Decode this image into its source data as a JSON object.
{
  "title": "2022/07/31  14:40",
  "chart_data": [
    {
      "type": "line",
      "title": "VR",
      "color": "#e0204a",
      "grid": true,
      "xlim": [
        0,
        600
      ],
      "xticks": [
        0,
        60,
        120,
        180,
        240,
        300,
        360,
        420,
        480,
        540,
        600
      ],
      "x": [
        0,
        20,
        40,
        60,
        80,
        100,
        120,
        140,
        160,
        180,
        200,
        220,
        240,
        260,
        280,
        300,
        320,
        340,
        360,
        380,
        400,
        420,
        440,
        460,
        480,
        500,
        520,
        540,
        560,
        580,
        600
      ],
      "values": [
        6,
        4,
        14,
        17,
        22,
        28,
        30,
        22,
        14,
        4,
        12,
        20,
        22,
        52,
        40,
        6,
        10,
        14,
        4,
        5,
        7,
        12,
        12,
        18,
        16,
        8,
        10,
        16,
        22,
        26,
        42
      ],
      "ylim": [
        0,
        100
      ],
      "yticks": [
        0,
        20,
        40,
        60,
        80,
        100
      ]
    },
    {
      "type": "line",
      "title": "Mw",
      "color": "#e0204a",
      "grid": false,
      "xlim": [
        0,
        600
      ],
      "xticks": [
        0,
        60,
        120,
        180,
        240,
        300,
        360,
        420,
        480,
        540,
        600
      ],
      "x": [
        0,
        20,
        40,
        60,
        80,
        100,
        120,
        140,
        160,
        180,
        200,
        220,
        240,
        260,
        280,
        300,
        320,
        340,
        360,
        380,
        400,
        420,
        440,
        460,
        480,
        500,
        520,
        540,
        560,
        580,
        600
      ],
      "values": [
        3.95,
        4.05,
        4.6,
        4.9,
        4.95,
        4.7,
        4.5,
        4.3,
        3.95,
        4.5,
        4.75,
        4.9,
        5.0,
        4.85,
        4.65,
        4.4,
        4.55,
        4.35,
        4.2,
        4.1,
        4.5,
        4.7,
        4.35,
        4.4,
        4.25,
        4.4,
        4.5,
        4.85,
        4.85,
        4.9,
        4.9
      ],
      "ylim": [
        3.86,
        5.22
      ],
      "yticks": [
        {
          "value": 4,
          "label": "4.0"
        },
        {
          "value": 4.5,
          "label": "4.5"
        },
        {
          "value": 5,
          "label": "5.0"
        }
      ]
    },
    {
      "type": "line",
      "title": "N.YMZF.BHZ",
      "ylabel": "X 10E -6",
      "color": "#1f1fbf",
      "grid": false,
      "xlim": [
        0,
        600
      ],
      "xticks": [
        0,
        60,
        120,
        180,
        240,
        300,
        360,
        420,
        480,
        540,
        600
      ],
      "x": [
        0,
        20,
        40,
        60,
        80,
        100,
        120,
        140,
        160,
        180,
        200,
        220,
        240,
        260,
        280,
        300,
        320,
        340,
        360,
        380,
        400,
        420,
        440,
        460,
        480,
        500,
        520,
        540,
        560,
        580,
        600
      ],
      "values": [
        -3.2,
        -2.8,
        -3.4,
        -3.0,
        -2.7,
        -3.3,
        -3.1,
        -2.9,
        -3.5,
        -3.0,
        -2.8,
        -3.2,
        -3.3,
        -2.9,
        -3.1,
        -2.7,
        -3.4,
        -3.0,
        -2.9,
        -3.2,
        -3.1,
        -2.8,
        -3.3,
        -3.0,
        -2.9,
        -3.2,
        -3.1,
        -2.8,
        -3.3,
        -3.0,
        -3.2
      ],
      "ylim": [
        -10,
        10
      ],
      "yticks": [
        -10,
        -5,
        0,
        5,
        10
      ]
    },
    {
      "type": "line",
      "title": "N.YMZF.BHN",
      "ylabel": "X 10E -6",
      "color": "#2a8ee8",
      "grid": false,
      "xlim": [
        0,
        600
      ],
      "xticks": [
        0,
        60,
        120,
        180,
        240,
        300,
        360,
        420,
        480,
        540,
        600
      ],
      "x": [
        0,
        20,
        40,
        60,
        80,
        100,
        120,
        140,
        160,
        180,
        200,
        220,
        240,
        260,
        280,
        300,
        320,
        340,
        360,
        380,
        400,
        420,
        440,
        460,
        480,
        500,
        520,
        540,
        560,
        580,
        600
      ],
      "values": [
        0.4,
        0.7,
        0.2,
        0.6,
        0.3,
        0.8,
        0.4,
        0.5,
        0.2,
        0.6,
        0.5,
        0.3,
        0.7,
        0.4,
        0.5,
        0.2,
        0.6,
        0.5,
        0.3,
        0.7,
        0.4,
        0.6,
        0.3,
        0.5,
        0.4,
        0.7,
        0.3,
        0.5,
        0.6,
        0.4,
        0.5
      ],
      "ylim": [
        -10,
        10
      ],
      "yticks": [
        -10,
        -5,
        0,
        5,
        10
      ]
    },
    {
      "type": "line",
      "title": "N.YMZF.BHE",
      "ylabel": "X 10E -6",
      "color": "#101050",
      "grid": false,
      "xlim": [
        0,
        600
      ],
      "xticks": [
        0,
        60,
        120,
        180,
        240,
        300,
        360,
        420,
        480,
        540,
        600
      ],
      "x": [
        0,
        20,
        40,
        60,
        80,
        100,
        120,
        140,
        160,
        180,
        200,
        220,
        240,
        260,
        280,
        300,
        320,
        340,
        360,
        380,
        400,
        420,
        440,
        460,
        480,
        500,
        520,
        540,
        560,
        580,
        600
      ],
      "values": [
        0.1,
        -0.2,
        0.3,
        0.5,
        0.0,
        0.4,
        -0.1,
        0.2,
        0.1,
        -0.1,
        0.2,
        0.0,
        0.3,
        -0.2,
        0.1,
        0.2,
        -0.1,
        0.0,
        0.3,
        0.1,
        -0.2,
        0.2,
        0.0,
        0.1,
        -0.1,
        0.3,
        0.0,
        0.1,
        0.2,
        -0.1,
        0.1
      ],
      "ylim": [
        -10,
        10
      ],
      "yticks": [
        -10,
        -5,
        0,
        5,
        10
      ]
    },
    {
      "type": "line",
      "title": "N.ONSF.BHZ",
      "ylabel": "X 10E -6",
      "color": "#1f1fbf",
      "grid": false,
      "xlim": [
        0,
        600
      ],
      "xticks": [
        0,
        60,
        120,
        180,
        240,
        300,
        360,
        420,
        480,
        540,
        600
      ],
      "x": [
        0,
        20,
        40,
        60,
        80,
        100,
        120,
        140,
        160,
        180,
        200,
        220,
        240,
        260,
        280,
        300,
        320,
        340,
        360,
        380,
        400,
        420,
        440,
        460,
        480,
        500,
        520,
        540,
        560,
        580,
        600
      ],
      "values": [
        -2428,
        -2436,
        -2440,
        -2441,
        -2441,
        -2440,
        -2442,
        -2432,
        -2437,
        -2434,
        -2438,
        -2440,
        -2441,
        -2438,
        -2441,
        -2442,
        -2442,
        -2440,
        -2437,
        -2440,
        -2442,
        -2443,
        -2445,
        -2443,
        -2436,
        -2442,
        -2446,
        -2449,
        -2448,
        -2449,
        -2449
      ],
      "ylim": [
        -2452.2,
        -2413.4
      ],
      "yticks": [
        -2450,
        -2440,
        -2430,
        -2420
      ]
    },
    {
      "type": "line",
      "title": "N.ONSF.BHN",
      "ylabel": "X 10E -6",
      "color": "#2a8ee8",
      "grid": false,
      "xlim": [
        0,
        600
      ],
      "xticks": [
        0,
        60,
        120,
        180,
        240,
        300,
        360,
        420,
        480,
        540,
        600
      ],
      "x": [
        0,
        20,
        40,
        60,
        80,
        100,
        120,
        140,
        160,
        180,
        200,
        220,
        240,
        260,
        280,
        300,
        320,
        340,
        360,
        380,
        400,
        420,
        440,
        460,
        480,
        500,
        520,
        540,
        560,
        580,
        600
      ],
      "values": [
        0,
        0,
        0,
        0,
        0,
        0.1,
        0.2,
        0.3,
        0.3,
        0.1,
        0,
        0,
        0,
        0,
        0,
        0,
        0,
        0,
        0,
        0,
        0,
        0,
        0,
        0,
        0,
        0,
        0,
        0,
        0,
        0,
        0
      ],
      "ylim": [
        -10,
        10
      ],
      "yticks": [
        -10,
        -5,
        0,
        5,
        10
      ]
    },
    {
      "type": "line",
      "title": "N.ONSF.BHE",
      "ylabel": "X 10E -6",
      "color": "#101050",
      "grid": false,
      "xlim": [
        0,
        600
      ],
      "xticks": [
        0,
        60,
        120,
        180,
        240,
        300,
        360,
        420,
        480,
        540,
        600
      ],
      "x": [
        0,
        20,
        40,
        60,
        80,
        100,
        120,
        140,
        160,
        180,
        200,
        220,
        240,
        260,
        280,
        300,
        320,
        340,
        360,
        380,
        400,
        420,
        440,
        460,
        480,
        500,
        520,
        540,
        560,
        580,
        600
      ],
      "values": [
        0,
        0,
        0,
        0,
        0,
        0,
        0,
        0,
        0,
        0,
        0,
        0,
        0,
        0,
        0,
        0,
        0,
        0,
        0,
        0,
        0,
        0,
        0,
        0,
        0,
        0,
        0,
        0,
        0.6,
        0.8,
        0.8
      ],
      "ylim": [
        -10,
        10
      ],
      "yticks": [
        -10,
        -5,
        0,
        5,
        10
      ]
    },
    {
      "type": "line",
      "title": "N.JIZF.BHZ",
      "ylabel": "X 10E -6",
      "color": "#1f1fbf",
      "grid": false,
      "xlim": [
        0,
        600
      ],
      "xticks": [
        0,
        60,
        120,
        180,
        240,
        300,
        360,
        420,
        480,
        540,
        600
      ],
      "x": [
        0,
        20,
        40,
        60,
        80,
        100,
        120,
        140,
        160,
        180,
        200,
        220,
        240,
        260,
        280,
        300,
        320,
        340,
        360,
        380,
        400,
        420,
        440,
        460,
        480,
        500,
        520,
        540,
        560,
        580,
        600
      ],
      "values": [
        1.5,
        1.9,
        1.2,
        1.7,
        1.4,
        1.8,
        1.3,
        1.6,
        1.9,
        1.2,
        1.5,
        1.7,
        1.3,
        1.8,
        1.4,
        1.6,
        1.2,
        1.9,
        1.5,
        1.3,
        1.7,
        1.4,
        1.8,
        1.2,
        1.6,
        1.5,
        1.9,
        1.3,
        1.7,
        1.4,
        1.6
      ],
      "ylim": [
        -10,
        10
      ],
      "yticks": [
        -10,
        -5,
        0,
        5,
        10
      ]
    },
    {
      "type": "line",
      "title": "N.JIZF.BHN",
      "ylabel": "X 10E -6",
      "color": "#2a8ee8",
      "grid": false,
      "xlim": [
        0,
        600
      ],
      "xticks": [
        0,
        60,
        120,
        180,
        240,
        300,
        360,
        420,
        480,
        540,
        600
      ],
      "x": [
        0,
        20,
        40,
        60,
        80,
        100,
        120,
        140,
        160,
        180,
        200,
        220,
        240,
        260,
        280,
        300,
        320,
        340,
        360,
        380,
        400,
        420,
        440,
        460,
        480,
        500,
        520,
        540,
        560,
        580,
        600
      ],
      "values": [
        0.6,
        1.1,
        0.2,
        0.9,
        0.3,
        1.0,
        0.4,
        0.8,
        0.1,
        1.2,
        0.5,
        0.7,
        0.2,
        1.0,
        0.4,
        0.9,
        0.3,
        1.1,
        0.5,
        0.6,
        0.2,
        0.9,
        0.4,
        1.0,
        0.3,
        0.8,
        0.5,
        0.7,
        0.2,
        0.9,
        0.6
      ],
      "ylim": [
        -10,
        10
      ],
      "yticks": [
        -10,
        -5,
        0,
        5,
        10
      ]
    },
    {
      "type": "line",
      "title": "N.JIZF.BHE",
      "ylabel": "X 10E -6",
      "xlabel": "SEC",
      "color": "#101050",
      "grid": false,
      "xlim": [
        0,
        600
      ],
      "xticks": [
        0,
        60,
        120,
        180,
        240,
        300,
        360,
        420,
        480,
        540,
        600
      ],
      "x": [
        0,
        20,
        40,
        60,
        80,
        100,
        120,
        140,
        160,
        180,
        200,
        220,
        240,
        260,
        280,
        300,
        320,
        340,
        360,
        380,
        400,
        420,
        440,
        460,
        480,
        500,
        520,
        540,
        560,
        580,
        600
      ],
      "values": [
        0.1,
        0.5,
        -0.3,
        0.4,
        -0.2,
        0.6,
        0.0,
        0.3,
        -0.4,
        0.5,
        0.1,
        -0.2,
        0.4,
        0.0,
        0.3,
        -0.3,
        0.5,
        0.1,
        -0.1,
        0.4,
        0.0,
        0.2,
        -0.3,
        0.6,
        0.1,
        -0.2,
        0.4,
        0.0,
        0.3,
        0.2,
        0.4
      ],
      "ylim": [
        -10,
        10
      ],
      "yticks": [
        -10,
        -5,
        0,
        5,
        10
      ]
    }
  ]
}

What the task asks
Only a number is expected here: the count of lines in the listing that hold the string "title".

Complete answer
12